* WHAT IS REQUIRED *
Gather from the material every line that contains the string "abdominale".

* DATASET RECORDS *
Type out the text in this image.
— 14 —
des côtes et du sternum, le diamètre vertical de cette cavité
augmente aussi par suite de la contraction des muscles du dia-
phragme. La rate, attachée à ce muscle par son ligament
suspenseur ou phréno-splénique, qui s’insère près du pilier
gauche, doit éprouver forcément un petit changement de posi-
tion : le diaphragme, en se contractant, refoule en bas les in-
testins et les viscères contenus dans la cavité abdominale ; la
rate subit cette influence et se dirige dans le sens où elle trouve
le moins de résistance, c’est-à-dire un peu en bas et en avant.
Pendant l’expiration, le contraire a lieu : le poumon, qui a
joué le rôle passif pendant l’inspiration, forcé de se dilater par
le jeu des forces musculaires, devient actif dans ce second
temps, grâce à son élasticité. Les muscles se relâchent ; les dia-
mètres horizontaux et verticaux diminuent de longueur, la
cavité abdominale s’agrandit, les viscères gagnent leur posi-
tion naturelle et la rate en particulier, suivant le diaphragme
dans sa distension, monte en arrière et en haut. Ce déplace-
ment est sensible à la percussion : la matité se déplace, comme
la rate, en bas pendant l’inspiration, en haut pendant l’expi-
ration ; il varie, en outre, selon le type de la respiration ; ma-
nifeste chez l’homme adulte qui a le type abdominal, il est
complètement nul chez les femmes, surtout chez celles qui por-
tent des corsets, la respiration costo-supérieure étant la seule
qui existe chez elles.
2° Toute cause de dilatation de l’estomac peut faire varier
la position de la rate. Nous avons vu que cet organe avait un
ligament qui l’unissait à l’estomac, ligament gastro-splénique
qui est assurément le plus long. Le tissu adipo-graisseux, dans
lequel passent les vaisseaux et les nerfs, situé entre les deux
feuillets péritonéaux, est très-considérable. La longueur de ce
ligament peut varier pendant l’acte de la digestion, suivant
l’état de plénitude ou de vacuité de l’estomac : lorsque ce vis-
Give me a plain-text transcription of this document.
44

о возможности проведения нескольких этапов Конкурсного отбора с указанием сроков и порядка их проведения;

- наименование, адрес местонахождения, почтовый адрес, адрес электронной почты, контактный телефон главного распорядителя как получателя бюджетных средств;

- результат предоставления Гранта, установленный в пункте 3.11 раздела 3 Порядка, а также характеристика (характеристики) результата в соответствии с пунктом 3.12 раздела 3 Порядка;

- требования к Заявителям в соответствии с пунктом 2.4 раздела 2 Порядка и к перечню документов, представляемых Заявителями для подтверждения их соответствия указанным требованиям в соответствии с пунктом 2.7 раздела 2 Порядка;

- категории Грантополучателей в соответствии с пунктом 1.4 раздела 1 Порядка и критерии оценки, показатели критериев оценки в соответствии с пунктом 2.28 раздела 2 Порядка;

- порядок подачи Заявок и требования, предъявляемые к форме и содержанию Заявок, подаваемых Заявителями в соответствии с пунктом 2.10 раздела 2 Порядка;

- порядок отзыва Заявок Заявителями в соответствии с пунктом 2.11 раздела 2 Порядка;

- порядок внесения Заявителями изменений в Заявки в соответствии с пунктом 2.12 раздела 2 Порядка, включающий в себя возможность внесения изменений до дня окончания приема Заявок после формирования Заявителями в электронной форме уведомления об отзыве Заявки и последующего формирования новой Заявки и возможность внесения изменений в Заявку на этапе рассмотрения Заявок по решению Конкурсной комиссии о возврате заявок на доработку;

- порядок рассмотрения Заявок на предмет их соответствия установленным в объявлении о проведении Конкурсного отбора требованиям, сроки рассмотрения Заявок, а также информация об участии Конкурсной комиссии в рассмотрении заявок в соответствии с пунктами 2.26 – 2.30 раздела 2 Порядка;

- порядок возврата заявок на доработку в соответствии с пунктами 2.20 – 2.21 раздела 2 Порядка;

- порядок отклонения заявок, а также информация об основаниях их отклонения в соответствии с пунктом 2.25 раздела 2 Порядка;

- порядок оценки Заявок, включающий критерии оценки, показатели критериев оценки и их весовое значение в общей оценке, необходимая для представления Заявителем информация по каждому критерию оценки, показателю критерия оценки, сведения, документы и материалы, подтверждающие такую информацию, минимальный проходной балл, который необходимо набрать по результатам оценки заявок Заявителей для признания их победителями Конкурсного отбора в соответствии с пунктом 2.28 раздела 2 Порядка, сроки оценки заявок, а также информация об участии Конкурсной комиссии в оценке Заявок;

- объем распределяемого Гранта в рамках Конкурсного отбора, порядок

* FINISHED ANSWER *
testins et les viscères contenus dans la cavité abdominale ; la
cavité abdominale s’agrandit, les viscères gagnent leur posi-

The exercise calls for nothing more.